[Start DATASET RECORDS]
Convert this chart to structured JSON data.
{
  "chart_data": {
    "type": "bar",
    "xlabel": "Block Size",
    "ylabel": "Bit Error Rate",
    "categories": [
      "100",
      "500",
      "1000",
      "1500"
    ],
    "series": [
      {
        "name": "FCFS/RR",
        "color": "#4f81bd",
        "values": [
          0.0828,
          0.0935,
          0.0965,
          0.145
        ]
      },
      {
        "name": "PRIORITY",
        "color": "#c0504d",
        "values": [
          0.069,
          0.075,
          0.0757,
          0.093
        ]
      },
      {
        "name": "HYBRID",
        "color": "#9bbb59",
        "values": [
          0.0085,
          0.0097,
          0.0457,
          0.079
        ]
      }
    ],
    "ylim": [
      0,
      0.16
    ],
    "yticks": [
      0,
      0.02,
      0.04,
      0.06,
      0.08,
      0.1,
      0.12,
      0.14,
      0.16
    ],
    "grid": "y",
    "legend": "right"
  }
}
[End DATASET RECORDS]
- REQUEST: Find all lines with "color" in them and copy each one.

- WRITTEN RESPONSE:
        "color": "#4f81bd",
        "color": "#c0504d",
        "color": "#9bbb59",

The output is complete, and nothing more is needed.